[AVAILABLE DATA start]
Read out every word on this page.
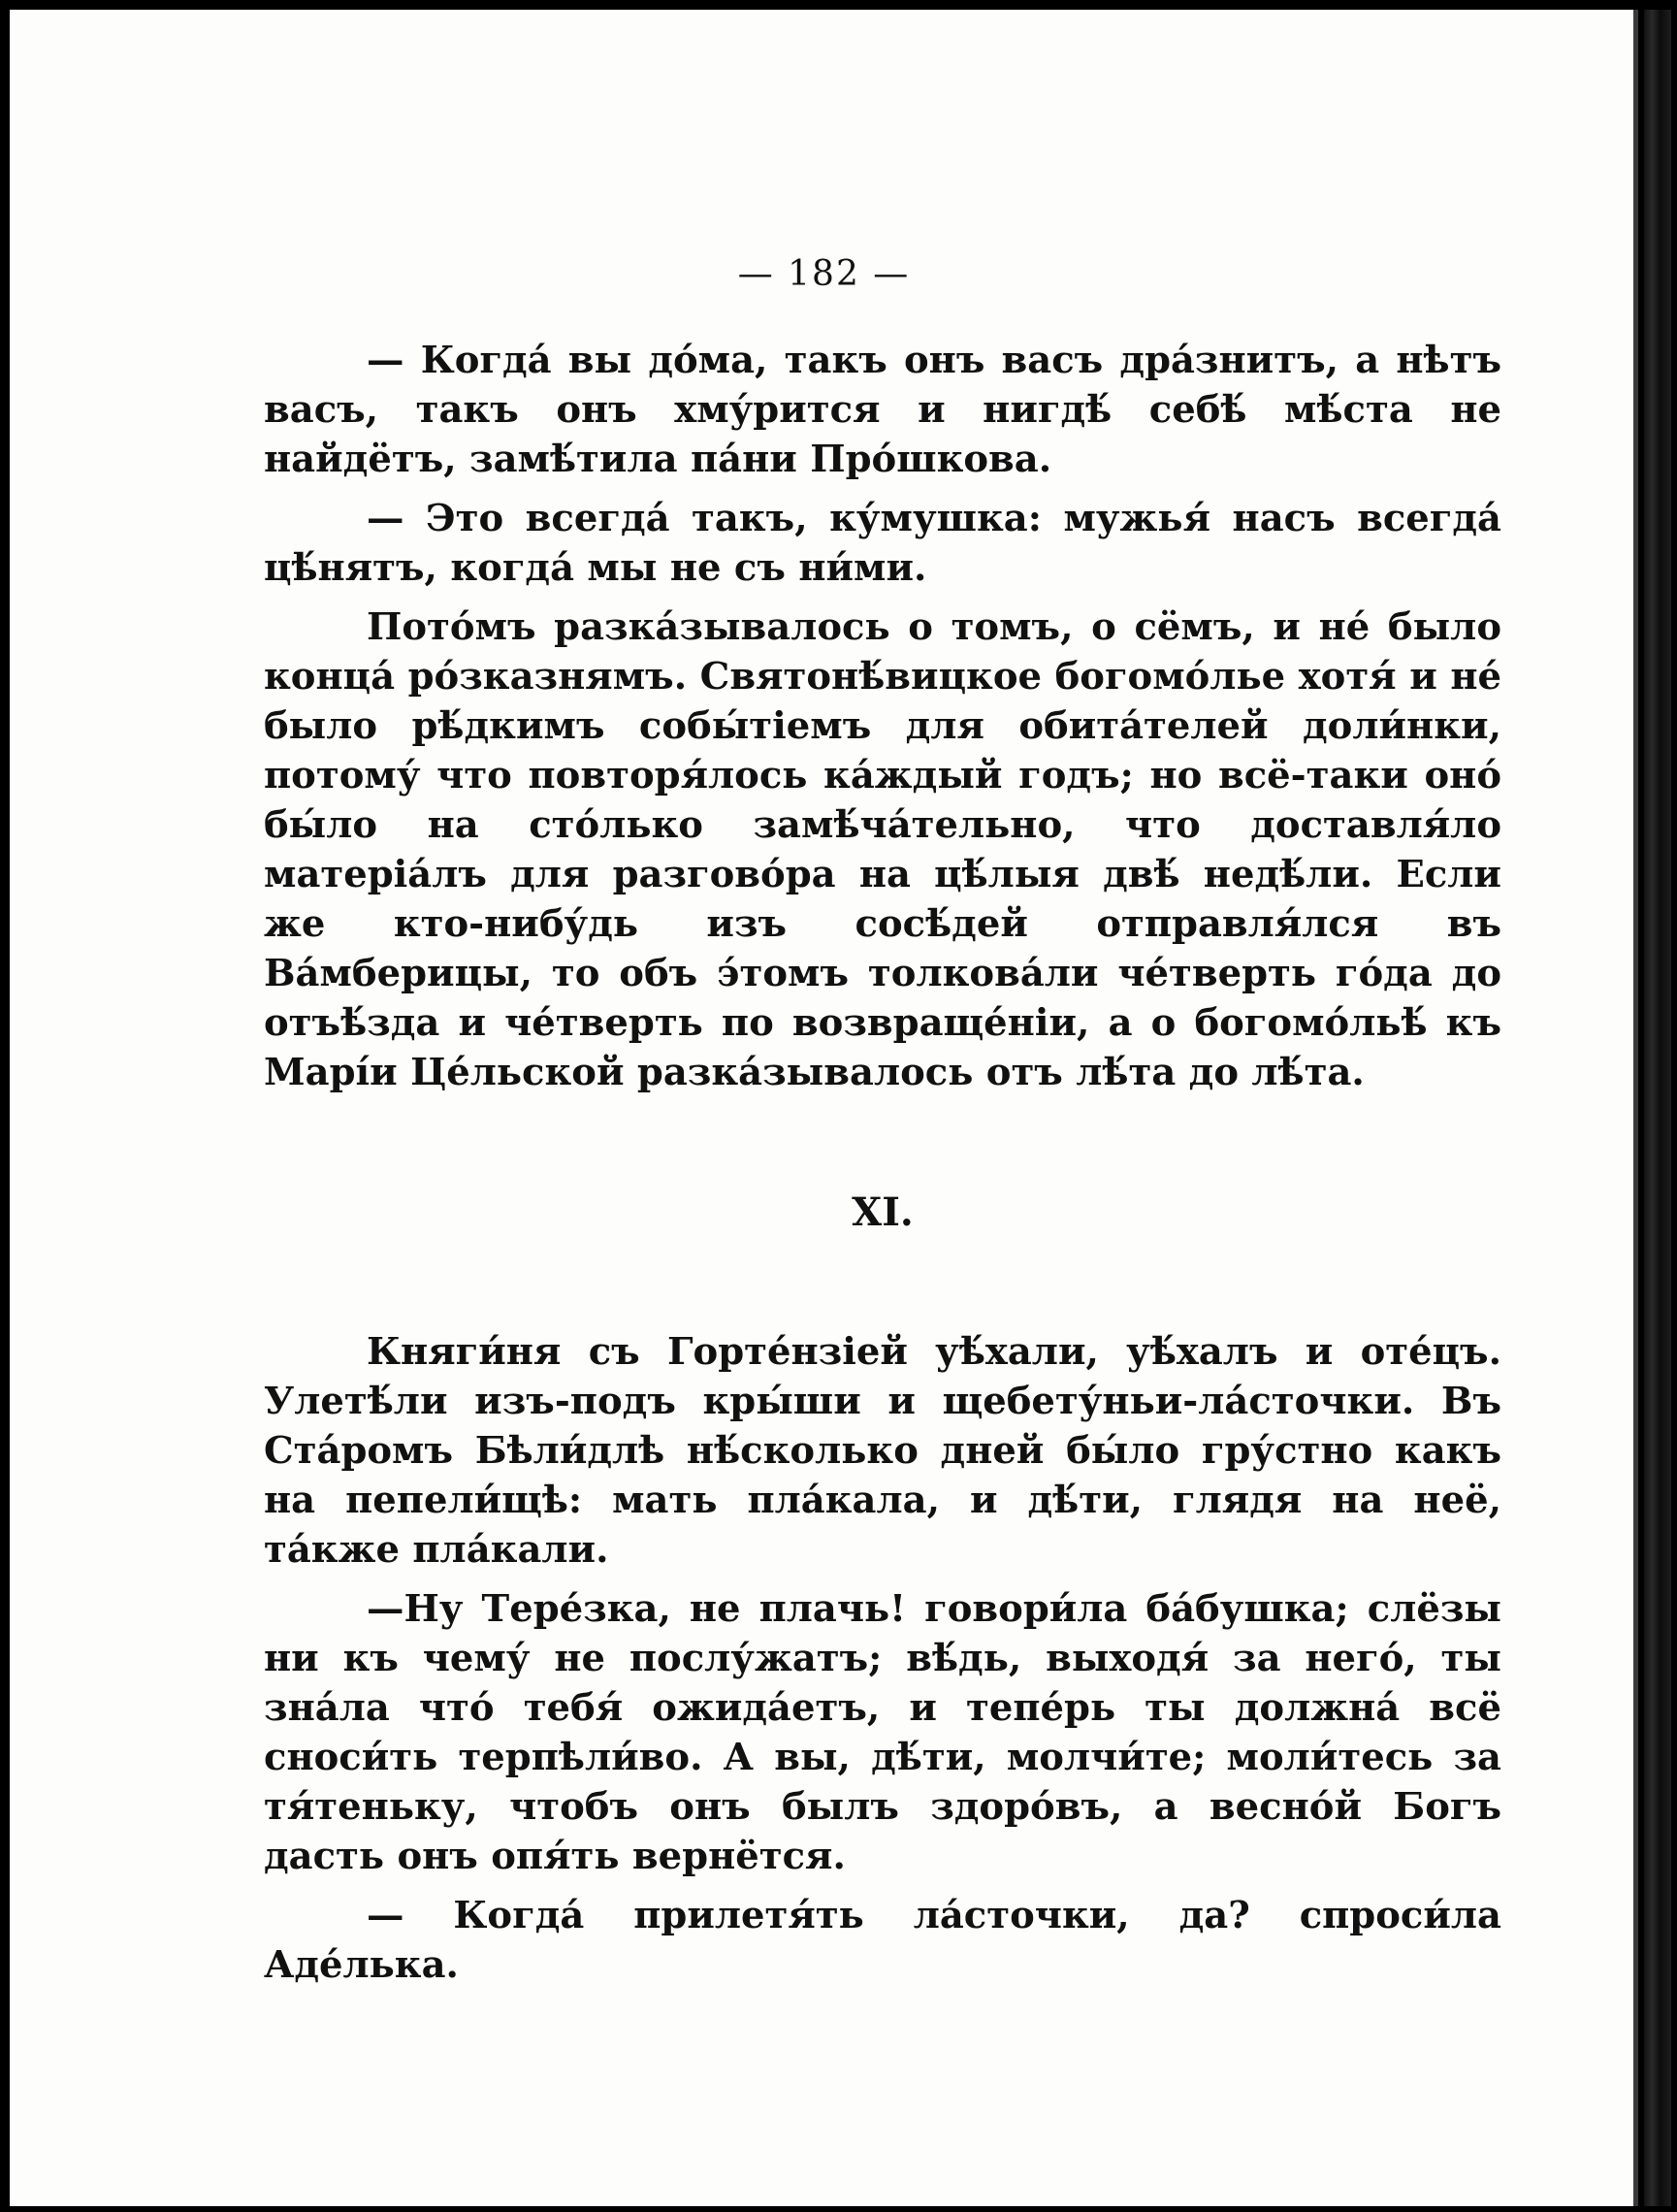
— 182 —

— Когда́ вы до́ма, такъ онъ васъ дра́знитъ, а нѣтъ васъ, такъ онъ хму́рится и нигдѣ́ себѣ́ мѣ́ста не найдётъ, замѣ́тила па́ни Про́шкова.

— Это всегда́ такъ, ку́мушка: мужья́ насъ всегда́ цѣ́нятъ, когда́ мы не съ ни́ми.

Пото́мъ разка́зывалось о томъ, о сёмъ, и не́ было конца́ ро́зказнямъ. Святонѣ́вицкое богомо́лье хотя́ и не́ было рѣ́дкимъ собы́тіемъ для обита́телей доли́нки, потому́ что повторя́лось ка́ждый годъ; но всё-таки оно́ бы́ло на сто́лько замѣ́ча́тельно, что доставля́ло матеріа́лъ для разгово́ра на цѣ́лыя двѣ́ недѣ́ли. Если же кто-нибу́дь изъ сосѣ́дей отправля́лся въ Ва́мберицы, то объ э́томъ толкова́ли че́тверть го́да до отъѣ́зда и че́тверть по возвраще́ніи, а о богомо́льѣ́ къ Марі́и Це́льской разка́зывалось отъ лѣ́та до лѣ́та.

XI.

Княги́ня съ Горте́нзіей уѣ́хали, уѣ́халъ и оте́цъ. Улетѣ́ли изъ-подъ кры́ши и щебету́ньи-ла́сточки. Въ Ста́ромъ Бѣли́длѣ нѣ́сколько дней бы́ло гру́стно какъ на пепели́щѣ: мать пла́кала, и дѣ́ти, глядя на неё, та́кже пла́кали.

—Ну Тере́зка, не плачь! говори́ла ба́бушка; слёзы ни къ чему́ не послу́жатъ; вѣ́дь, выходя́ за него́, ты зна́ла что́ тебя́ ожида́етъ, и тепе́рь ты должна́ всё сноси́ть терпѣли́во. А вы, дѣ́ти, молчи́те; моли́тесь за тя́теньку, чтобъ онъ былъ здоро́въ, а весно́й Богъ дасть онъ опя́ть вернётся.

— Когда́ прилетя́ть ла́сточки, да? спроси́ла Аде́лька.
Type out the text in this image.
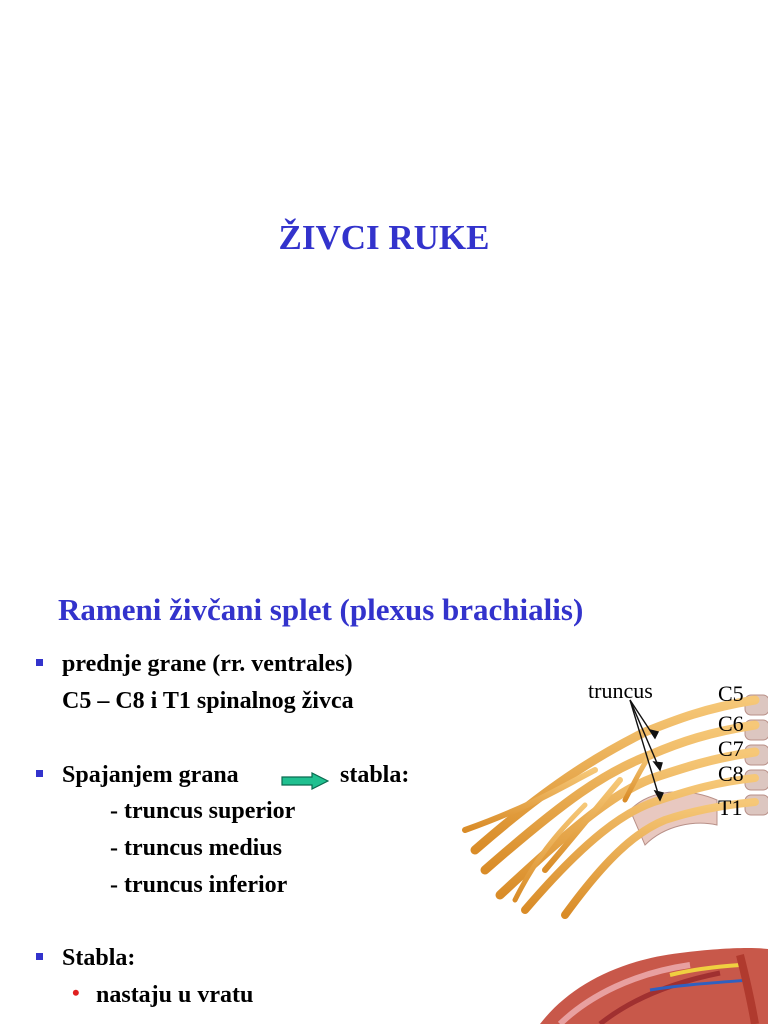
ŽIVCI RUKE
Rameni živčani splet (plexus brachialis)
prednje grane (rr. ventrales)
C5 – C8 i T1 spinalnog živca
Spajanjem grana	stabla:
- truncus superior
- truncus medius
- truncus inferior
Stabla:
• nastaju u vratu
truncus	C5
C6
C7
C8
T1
[AVAILABLE DATA end]
From the line with "Type out the text in this image." down to the end of the entries, retype each line exactly as written, but drop the pictures.

EXERCISE RESPONSE:
Type out the text in this image.
ŽIVCI RUKE
Rameni živčani splet (plexus brachialis)
prednje grane (rr. ventrales)
C5 – C8 i T1 spinalnog živca
Spajanjem grana	stabla:
- truncus superior
- truncus medius
- truncus inferior
Stabla:
• nastaju u vratu
truncus	C5
C6
C7
C8
T1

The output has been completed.